== WRITTEN EXERCISE ==
Tell how many lines carry the word "VEBA"; the reply is the number and nothing else.

Collected data:

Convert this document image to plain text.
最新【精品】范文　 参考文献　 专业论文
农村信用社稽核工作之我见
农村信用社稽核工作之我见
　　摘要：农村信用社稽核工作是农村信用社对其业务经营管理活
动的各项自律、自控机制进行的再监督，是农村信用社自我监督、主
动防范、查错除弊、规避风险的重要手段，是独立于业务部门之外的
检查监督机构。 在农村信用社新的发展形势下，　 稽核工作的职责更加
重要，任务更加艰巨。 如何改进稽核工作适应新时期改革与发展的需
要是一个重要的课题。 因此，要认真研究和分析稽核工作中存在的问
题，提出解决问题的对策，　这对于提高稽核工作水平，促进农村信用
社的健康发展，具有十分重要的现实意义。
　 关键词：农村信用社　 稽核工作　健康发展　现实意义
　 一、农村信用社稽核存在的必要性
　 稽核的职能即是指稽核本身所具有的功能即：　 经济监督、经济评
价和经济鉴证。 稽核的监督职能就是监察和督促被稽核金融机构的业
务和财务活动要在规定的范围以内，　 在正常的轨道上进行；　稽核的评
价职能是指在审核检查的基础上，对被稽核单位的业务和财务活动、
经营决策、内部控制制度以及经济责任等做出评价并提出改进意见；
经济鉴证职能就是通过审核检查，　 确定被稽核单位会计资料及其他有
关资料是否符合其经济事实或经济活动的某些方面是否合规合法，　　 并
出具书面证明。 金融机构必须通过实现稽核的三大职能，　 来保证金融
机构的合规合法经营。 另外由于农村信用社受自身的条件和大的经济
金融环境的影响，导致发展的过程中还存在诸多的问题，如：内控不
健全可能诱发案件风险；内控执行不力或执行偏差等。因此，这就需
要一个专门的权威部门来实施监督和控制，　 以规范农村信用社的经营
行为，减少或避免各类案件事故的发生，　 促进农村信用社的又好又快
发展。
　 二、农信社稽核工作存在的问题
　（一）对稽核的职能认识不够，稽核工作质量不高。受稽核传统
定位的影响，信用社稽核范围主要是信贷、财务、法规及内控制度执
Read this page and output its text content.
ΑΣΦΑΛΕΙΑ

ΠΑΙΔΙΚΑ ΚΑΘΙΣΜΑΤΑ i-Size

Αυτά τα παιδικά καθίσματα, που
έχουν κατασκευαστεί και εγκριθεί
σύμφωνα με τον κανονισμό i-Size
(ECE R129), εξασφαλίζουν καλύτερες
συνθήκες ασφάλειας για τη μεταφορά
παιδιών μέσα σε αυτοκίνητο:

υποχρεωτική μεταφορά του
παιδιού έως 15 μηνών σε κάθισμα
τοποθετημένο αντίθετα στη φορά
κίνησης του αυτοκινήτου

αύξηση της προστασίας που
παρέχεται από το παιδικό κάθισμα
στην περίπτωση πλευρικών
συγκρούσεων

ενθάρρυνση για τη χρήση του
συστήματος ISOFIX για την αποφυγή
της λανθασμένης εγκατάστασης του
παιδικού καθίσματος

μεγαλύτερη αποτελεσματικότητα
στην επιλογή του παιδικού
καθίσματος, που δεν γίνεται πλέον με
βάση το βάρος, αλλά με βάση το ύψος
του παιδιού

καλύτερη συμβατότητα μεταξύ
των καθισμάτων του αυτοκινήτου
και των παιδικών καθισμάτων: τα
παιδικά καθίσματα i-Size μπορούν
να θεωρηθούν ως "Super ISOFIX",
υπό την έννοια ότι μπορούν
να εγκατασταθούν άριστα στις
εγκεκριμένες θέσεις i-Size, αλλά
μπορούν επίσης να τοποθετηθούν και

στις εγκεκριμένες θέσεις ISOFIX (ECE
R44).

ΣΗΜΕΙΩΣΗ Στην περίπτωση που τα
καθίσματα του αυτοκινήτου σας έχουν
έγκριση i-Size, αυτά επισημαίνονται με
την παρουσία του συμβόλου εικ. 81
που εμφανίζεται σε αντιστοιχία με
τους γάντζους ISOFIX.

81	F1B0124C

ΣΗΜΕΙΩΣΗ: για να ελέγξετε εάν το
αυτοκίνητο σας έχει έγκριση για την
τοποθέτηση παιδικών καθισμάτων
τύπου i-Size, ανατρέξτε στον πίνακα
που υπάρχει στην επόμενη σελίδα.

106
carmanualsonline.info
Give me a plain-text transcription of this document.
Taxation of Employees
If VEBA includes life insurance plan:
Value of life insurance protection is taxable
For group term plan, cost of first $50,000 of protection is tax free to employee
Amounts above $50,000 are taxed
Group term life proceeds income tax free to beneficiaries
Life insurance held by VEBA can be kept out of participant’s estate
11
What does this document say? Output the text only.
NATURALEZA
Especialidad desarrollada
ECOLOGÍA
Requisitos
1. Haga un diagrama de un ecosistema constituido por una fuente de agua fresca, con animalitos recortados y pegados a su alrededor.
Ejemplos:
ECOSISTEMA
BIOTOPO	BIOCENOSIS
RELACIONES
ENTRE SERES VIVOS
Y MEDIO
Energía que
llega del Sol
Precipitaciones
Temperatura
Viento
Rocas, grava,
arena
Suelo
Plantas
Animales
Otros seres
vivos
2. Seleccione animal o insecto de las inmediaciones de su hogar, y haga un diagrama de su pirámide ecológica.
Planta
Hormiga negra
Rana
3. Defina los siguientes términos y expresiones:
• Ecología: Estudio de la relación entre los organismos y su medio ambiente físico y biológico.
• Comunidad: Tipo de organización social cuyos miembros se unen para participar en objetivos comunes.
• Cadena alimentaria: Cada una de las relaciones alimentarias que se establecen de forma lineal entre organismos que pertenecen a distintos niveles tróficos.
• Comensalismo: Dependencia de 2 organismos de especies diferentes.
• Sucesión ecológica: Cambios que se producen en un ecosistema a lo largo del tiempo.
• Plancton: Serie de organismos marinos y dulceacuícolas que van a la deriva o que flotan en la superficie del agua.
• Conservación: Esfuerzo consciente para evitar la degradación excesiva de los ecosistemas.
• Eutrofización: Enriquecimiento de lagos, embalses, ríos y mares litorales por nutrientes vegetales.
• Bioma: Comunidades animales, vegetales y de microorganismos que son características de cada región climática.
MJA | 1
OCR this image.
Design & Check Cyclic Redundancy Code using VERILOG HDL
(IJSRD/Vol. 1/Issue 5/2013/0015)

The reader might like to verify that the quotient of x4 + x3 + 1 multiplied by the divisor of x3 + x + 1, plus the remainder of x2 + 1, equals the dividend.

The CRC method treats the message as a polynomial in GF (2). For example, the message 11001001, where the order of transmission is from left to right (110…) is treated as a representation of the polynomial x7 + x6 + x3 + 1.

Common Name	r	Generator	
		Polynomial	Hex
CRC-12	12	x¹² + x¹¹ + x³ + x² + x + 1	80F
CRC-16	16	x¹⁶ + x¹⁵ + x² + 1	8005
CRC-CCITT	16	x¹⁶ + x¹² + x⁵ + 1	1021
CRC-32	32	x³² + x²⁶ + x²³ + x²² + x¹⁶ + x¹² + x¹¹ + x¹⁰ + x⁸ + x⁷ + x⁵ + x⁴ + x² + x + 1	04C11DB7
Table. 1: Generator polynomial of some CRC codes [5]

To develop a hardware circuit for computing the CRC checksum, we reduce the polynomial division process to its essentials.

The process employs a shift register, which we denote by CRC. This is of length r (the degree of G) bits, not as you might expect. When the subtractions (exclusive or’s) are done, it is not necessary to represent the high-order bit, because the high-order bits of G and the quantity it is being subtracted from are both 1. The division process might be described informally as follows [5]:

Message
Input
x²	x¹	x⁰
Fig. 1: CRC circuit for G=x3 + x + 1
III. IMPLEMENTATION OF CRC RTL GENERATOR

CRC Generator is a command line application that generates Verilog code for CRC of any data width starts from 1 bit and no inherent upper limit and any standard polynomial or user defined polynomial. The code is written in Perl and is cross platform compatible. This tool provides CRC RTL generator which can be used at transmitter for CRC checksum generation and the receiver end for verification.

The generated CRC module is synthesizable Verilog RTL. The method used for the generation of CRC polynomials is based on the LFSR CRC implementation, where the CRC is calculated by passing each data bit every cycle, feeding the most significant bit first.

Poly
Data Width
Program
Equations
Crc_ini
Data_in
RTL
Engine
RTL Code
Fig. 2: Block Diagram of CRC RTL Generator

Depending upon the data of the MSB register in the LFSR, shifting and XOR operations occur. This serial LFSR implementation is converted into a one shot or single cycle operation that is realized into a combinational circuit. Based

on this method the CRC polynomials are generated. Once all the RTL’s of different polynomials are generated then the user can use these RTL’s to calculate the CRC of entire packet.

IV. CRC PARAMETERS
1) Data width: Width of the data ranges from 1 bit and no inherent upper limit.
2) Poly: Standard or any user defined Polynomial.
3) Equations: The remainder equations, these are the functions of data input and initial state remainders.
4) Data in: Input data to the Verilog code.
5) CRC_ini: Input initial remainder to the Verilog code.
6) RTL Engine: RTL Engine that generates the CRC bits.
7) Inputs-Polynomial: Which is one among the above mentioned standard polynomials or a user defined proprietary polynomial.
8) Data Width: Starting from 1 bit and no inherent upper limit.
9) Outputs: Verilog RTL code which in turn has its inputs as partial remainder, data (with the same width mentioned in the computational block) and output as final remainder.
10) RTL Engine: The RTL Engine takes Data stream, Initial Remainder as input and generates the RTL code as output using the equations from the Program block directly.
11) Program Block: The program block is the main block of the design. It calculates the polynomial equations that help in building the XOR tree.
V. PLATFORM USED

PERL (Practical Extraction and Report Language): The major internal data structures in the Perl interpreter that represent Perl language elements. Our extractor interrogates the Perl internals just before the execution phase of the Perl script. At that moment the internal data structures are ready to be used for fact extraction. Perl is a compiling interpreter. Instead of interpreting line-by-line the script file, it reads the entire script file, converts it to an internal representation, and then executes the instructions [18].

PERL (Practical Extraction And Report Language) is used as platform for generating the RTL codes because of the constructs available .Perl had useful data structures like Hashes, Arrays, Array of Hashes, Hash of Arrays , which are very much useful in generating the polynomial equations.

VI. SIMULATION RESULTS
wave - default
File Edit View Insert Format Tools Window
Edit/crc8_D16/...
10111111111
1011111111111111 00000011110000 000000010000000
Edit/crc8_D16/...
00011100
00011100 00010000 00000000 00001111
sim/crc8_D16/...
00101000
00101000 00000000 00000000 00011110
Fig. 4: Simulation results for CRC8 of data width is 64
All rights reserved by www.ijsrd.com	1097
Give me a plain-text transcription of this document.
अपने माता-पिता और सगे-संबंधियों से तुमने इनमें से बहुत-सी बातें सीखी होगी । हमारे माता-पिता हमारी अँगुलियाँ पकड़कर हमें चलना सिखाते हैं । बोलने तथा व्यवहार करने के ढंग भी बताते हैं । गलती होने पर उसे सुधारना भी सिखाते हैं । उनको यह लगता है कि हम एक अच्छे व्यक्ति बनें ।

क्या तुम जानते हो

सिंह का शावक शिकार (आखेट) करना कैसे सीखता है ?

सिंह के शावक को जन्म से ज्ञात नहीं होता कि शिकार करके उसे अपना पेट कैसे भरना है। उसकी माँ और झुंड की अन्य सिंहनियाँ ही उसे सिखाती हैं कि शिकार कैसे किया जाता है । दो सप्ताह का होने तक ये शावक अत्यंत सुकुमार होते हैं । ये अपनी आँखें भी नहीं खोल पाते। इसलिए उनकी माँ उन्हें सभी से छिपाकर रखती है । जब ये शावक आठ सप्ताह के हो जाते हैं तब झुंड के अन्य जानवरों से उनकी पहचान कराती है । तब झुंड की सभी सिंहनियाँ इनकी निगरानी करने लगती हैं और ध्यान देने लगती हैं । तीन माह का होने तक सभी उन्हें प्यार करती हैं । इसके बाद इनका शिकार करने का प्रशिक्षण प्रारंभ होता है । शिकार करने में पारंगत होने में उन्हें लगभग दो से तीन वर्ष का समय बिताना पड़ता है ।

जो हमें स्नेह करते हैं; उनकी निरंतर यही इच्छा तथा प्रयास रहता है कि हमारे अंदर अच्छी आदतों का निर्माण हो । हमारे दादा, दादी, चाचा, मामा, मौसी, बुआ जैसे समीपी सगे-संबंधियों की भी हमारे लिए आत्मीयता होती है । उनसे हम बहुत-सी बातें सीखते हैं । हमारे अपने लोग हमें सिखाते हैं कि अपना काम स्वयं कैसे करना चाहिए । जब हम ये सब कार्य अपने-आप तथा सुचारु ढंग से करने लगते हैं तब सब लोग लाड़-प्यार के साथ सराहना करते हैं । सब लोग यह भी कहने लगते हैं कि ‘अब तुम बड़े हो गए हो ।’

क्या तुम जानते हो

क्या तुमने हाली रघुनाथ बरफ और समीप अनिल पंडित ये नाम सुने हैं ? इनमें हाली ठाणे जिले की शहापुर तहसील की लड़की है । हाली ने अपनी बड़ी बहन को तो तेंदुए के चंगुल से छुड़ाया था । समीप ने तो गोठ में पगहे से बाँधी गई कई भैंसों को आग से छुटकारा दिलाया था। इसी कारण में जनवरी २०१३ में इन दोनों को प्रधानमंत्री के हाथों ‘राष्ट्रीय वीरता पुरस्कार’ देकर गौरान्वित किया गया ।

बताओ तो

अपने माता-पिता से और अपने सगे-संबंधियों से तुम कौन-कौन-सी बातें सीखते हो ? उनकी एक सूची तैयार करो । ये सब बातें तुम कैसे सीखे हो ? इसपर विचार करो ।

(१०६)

== IN RESPONSE ==
2